▶ _Direction_:
Report every line from the material that contains the word "label".

▶ _Record set_:
----------

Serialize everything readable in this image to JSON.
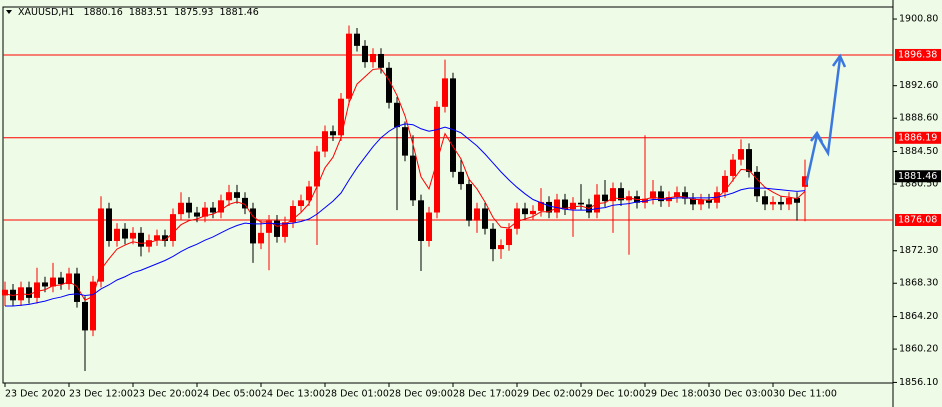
{
  "chart_data": {
    "type": "candlestick",
    "symbol": "XAUUSD,H1",
    "background": "#eefbe6",
    "bull_color": "#ff0000",
    "bear_color": "#000000",
    "level_color": "#ff0000",
    "ylim": [
      1856.03,
      1902.28
    ],
    "yticks": [
      {
        "value": 1900.8,
        "label": "1900.80"
      },
      {
        "value": 1892.6,
        "label": "1892.60"
      },
      {
        "value": 1888.6,
        "label": "1888.60"
      },
      {
        "value": 1884.5,
        "label": "1884.50"
      },
      {
        "value": 1880.5,
        "label": "1880.50"
      },
      {
        "value": 1872.3,
        "label": "1872.30"
      },
      {
        "value": 1868.3,
        "label": "1868.30"
      },
      {
        "value": 1864.2,
        "label": "1864.20"
      },
      {
        "value": 1860.2,
        "label": "1860.20"
      },
      {
        "value": 1856.1,
        "label": "1856.10"
      }
    ],
    "levels": [
      1896.38,
      1886.19,
      1876.08
    ],
    "categories": [
      "23 Dec 2020",
      null,
      null,
      null,
      null,
      null,
      null,
      null,
      "23 Dec 12:00",
      null,
      null,
      null,
      null,
      null,
      null,
      null,
      "23 Dec 20:00",
      null,
      null,
      null,
      null,
      null,
      null,
      null,
      "24 Dec 05:00",
      null,
      null,
      null,
      null,
      null,
      null,
      null,
      "24 Dec 13:00",
      null,
      null,
      null,
      null,
      null,
      null,
      null,
      "28 Dec 01:00",
      null,
      null,
      null,
      null,
      null,
      null,
      null,
      "28 Dec 09:00",
      null,
      null,
      null,
      null,
      null,
      null,
      null,
      "28 Dec 17:00",
      null,
      null,
      null,
      null,
      null,
      null,
      null,
      "29 Dec 02:00",
      null,
      null,
      null,
      null,
      null,
      null,
      null,
      "29 Dec 10:00",
      null,
      null,
      null,
      null,
      null,
      null,
      null,
      "29 Dec 18:00",
      null,
      null,
      null,
      null,
      null,
      null,
      null,
      "30 Dec 03:00",
      null,
      null,
      null,
      null,
      null,
      null,
      null,
      "30 Dec 11:00",
      null,
      null,
      null,
      null
    ],
    "open": [
      1866.8,
      1867.5,
      1866.2,
      1867.8,
      1866.5,
      1868.4,
      1867.9,
      1869.0,
      1868.2,
      1869.5,
      1866.0,
      1862.5,
      1868.5,
      1877.5,
      1873.5,
      1875.0,
      1873.8,
      1874.5,
      1872.8,
      1873.6,
      1874.2,
      1873.5,
      1876.8,
      1878.2,
      1877.0,
      1876.5,
      1877.6,
      1877.0,
      1878.5,
      1879.5,
      1878.8,
      1877.5,
      1873.2,
      1874.5,
      1876.0,
      1874.0,
      1875.8,
      1877.8,
      1878.5,
      1880.2,
      1884.5,
      1887.0,
      1886.5,
      1891.0,
      1899.0,
      1897.5,
      1895.5,
      1896.5,
      1894.8,
      1890.5,
      1887.5,
      1884.0,
      1878.5,
      1873.5,
      1877.0,
      1890.0,
      1893.5,
      1882.0,
      1880.5,
      1876.0,
      1877.5,
      1875.0,
      1872.5,
      1873.0,
      1875.0,
      1877.5,
      1876.8,
      1877.2,
      1878.3,
      1877.0,
      1878.6,
      1877.4,
      1878.2,
      1878.0,
      1877.0,
      1879.2,
      1878.4,
      1880.0,
      1878.5,
      1879.0,
      1878.2,
      1878.7,
      1879.6,
      1878.4,
      1878.9,
      1879.5,
      1878.7,
      1878.0,
      1878.6,
      1878.2,
      1879.5,
      1881.5,
      1883.5,
      1884.8,
      1882.0,
      1879.0,
      1878.0,
      1878.3,
      1878.0,
      1878.8,
      1880.16
    ],
    "high": [
      1868.5,
      1868.2,
      1868.5,
      1868.5,
      1870.2,
      1869.1,
      1870.8,
      1869.7,
      1870.2,
      1870.2,
      1866.7,
      1869.2,
      1879.0,
      1878.2,
      1875.7,
      1875.7,
      1875.2,
      1875.2,
      1874.3,
      1874.9,
      1874.9,
      1877.5,
      1879.5,
      1878.9,
      1877.7,
      1878.3,
      1878.3,
      1879.2,
      1880.4,
      1880.4,
      1879.5,
      1878.2,
      1876.0,
      1876.7,
      1876.7,
      1876.5,
      1878.5,
      1879.2,
      1880.9,
      1885.2,
      1887.7,
      1887.7,
      1891.7,
      1900.0,
      1899.7,
      1898.2,
      1897.2,
      1897.2,
      1895.5,
      1891.2,
      1888.2,
      1886.5,
      1879.2,
      1877.7,
      1890.7,
      1895.8,
      1894.2,
      1883.5,
      1881.2,
      1878.2,
      1878.2,
      1875.7,
      1873.7,
      1875.7,
      1878.2,
      1878.2,
      1877.9,
      1880.0,
      1879.0,
      1879.3,
      1879.3,
      1878.9,
      1880.5,
      1878.7,
      1880.5,
      1881.0,
      1880.7,
      1880.7,
      1879.7,
      1879.7,
      1886.5,
      1881.0,
      1880.3,
      1879.6,
      1880.2,
      1880.2,
      1879.4,
      1879.3,
      1879.3,
      1880.2,
      1882.2,
      1884.2,
      1886.0,
      1885.5,
      1882.7,
      1879.7,
      1879.0,
      1879.0,
      1879.5,
      1879.5,
      1883.51
    ],
    "low": [
      1865.5,
      1865.5,
      1865.5,
      1865.8,
      1865.8,
      1867.2,
      1867.2,
      1867.5,
      1867.5,
      1865.3,
      1857.5,
      1861.8,
      1867.8,
      1872.8,
      1872.8,
      1873.1,
      1873.1,
      1871.6,
      1872.1,
      1872.9,
      1872.8,
      1872.8,
      1876.1,
      1876.3,
      1875.8,
      1875.8,
      1876.3,
      1876.3,
      1877.8,
      1878.1,
      1876.8,
      1870.8,
      1872.5,
      1869.9,
      1873.3,
      1873.3,
      1875.1,
      1877.1,
      1877.8,
      1873.0,
      1883.8,
      1885.8,
      1885.8,
      1890.3,
      1896.8,
      1894.8,
      1894.8,
      1894.1,
      1889.8,
      1877.3,
      1883.3,
      1877.8,
      1869.8,
      1872.8,
      1876.3,
      1889.3,
      1881.3,
      1879.8,
      1875.3,
      1874.5,
      1874.3,
      1871.0,
      1871.3,
      1872.3,
      1874.3,
      1876.1,
      1876.1,
      1876.5,
      1876.3,
      1876.3,
      1876.7,
      1874.0,
      1877.3,
      1876.3,
      1876.3,
      1877.7,
      1874.5,
      1877.8,
      1871.8,
      1877.5,
      1877.5,
      1878.0,
      1877.7,
      1877.7,
      1878.2,
      1878.0,
      1877.3,
      1877.3,
      1877.5,
      1877.5,
      1878.8,
      1880.8,
      1882.8,
      1881.3,
      1878.3,
      1877.3,
      1877.3,
      1877.3,
      1877.3,
      1876.0,
      1875.93
    ],
    "close": [
      1867.5,
      1866.2,
      1867.8,
      1866.5,
      1868.4,
      1867.9,
      1869.0,
      1868.2,
      1869.5,
      1866.0,
      1862.5,
      1868.5,
      1877.5,
      1873.5,
      1875.0,
      1873.8,
      1874.5,
      1872.8,
      1873.6,
      1874.2,
      1873.5,
      1876.8,
      1878.2,
      1877.0,
      1876.5,
      1877.6,
      1877.0,
      1878.5,
      1879.5,
      1878.8,
      1877.5,
      1873.2,
      1874.5,
      1876.0,
      1874.0,
      1875.8,
      1877.8,
      1878.5,
      1880.2,
      1884.5,
      1887.0,
      1886.5,
      1891.0,
      1899.0,
      1897.5,
      1895.5,
      1896.5,
      1894.8,
      1890.5,
      1887.5,
      1884.0,
      1878.5,
      1873.5,
      1877.0,
      1890.0,
      1893.5,
      1882.0,
      1880.5,
      1876.0,
      1877.5,
      1875.0,
      1872.5,
      1873.0,
      1875.0,
      1877.5,
      1876.8,
      1877.2,
      1878.3,
      1877.0,
      1878.6,
      1877.4,
      1878.2,
      1878.0,
      1877.0,
      1879.2,
      1878.4,
      1880.0,
      1878.5,
      1879.0,
      1878.2,
      1878.7,
      1879.6,
      1878.4,
      1878.9,
      1879.5,
      1878.7,
      1878.0,
      1878.6,
      1878.2,
      1879.5,
      1881.5,
      1883.5,
      1884.8,
      1882.0,
      1879.0,
      1878.0,
      1878.3,
      1878.0,
      1878.8,
      1878.2,
      1881.46
    ],
    "ma": [
      {
        "color": "#ff0000",
        "values": [
          1867.0,
          1866.8,
          1867.0,
          1866.9,
          1867.3,
          1867.5,
          1868.0,
          1868.1,
          1868.5,
          1867.9,
          1866.2,
          1866.7,
          1870.0,
          1871.3,
          1872.5,
          1873.0,
          1873.4,
          1873.2,
          1873.3,
          1873.6,
          1873.6,
          1874.5,
          1875.5,
          1876.0,
          1876.2,
          1876.6,
          1876.8,
          1877.3,
          1878.0,
          1878.3,
          1878.0,
          1876.5,
          1875.8,
          1875.9,
          1875.3,
          1875.5,
          1876.2,
          1877.0,
          1878.1,
          1880.2,
          1882.5,
          1883.8,
          1886.2,
          1890.5,
          1892.8,
          1893.7,
          1894.6,
          1894.7,
          1893.3,
          1891.4,
          1888.9,
          1885.4,
          1881.4,
          1879.9,
          1883.3,
          1886.7,
          1885.1,
          1883.6,
          1881.1,
          1879.9,
          1878.3,
          1876.4,
          1875.2,
          1875.1,
          1875.9,
          1876.2,
          1876.5,
          1877.1,
          1877.1,
          1877.6,
          1877.5,
          1877.7,
          1877.8,
          1877.5,
          1878.1,
          1878.2,
          1878.8,
          1878.7,
          1878.8,
          1878.6,
          1878.6,
          1878.9,
          1878.7,
          1878.8,
          1879.0,
          1878.9,
          1878.6,
          1878.6,
          1878.5,
          1878.8,
          1879.7,
          1881.0,
          1882.3,
          1882.2,
          1881.1,
          1880.1,
          1879.5,
          1879.0,
          1878.9,
          1878.7,
          1879.6
        ]
      },
      {
        "color": "#0000ff",
        "values": [
          1865.5,
          1865.5,
          1865.6,
          1865.7,
          1865.9,
          1866.1,
          1866.4,
          1866.6,
          1866.9,
          1867.0,
          1866.8,
          1866.9,
          1867.6,
          1868.1,
          1868.7,
          1869.1,
          1869.6,
          1869.9,
          1870.3,
          1870.7,
          1871.1,
          1871.6,
          1872.2,
          1872.7,
          1873.1,
          1873.6,
          1874.0,
          1874.5,
          1875.0,
          1875.4,
          1875.7,
          1875.6,
          1875.6,
          1875.7,
          1875.6,
          1875.6,
          1875.7,
          1875.9,
          1876.2,
          1876.8,
          1877.6,
          1878.4,
          1879.4,
          1881.0,
          1882.5,
          1883.8,
          1885.1,
          1886.2,
          1887.0,
          1887.6,
          1887.9,
          1887.8,
          1887.3,
          1887.0,
          1887.2,
          1887.5,
          1887.2,
          1886.8,
          1886.0,
          1885.2,
          1884.2,
          1883.1,
          1882.0,
          1881.0,
          1880.1,
          1879.3,
          1878.6,
          1878.2,
          1877.8,
          1877.6,
          1877.4,
          1877.3,
          1877.3,
          1877.3,
          1877.5,
          1877.6,
          1877.9,
          1878.0,
          1878.1,
          1878.3,
          1878.4,
          1878.6,
          1878.6,
          1878.7,
          1878.8,
          1878.8,
          1878.8,
          1878.8,
          1878.8,
          1878.9,
          1879.1,
          1879.4,
          1879.8,
          1880.0,
          1880.0,
          1880.0,
          1879.9,
          1879.8,
          1879.7,
          1879.6,
          1879.7
        ]
      }
    ]
  }
}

----------

▶ _Solution to this task_:
        "label": "1900.80"
        "label": "1892.60"
        "label": "1888.60"
        "label": "1884.50"
        "label": "1880.50"
        "label": "1872.30"
        "label": "1868.30"
        "label": "1864.20"
        "label": "1860.20"
        "label": "1856.10"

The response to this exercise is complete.